Антисоветский роман - читать онлайн книгу. Автор: Оуэн Мэтьюз cтр.№ 10

читать книги онлайн бесплатно
 
 

Онлайн книга - Антисоветский роман | Автор книги - Оуэн Мэтьюз

Cтраница 10
читать онлайн книги бесплатно

В октябре 1931 года из скудного урожая в 18 миллионов тонн советское правительство реквизировало 7,7 миллиона. Большая часть зерна пошла на продовольствие для городов, поддержку советской власти, а 2 миллиона были отправлены на Запад. В результате в стране начался страшный голод.

Во время экспроприации 1929–1930 годов от голода вымирали целые деревни, если их жители сопротивлялись комиссарам, которые в качестве карательной меры отбирали все продукты, какие только могли найти. Когда же началась жестокая зима 1931 года, голод охватил всю Украину и юг России. Миллионы крестьян хлынули из деревни в города, сотнями умирали на улицах Киева, Харькова, Львова и Одессы. Поезда, проходящие по охваченным голодом областям, сопровождала вооруженная охрана, не давая населению взять их штурмом. Один из самых душераздирающих образов России этого времени — фотография отощавшего крестьянина, пойманного на украинском базаре, когда он продавал мясо расчлененных детей.

Новые обширные поля колхозов обнесли по периметру сторожевыми вышками, как в ГУЛАГе, чтобы уберечь урожай от воров. Появился закон, по которому за кражу нескольких колосков присуждали до десяти лет лишения свободы и даже расстрел; так в Харькове за год только один районный суд приговорил к смертной казни 1500 воров. Сторожили поля на башнях юные пионеры — дети от десяти до пятнадцати лет. В 1932 году пятнадцатилетний Павлик Морозов стал национальным героем — он выдал властям собственного отца-кулака. За это легендарный Павлик был убит, возможно, его дедом. История этого юного революционного мученика появилась в передовицах «Правды», после чего стали появляться книги и песни о его героическом поступке.

«То, что я там увидел, нельзя выразить никакими словами. Это такое нечеловеческое, невообразимое горе, такое страшное бедствие, что оно становилось уже как бы абстрактным, не укладывалось в границы сознания», — писал Борис Пастернак после поездки по Украине. Молодой журналист Артур Кёстлер нашел «громадные опустевшие пространства, окутанные тишиной». Английский социалист Малкольм Маггридж отправился на поезде в Киев, где видел собственными глазами голодающий народ. «Я говорю именно о голоде в его буквальном смысле, а не просто о недоедании», — писал он. Более того, Маггридж выяснил, что имеющиеся запасы хлеба раздавали воинским частям, которые ввели на Украину, чтобы препятствовать бунту голодающих крестьян. Пораженный Маггридж покинул Советский Союз, убедившись, что он стал «свидетелем одного из самых страшных преступлений в истории, настолько ужасающего, что в будущем люди едва поверят, что так было».

■ ■ ■ ■

§ Короткое задание
Продолжите текст о голоде начала 1930-х годов, начав сразу после его последнего предложения. Записи здесь никакой роли не играют.

■ ■ ■ ■

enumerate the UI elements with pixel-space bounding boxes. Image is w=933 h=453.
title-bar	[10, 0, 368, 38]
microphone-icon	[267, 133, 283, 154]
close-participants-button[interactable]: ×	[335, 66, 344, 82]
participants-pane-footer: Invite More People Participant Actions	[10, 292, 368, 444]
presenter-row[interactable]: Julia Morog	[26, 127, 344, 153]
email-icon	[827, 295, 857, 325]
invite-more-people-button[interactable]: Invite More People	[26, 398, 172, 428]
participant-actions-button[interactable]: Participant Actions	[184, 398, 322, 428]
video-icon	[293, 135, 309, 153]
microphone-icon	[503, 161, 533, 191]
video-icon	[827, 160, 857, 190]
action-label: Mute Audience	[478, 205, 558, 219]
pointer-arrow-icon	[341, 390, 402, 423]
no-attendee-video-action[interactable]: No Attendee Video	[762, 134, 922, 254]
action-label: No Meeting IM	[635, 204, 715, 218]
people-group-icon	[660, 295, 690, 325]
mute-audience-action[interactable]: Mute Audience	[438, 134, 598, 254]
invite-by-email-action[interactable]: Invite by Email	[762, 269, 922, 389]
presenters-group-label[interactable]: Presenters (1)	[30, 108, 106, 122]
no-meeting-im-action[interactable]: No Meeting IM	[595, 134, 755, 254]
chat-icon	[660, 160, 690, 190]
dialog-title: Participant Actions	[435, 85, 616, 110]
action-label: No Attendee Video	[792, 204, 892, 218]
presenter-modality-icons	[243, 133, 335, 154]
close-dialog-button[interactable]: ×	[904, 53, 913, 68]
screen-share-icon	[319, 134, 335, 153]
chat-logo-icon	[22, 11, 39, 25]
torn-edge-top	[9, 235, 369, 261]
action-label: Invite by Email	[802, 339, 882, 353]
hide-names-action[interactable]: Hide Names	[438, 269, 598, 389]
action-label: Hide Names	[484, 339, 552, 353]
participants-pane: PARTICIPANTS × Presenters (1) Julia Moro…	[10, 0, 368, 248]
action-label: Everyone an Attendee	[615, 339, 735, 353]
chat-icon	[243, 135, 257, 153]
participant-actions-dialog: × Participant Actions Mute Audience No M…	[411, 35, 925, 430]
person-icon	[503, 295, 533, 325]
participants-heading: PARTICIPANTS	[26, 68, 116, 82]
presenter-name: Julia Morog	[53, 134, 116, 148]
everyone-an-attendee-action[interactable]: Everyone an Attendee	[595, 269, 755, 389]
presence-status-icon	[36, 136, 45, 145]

■ ■ ■ ■

§ Готовое решение
Ужаснулся даже такой закаленный революционер, как Николай Бухарин. «Во время революции мне довелось видеть такое, чего я не пожелал бы даже своему врагу. И все-таки 1919 год невозможно сравнить с тем, что происходило в период между 1930 и 1932 годами», — коротко писал Бухарин незадолго до своего расстрела в феврале 1938 года. «В 1919-м мы дрались за свою жизнь… но в этот более поздний период мы проводили массовое уничтожение совершенно беззащитных мужчин с их женами и детьми».

Голод был не просто следствием природной катастрофы, он был оружием, намеренно направленным против крестьянства государством. «Оно воспользовалось голодом, чтобы показать им, кто здесь хозяин, — сказал один из руководящих партийных чиновников Виктору Кравченко, начальнику Управления военного снабжения Совнаркома РСФСР, который в 1944 году, будучи командирован в США, остался в Америке. — Это стоило жизни миллионам людей… но мы выиграли войну».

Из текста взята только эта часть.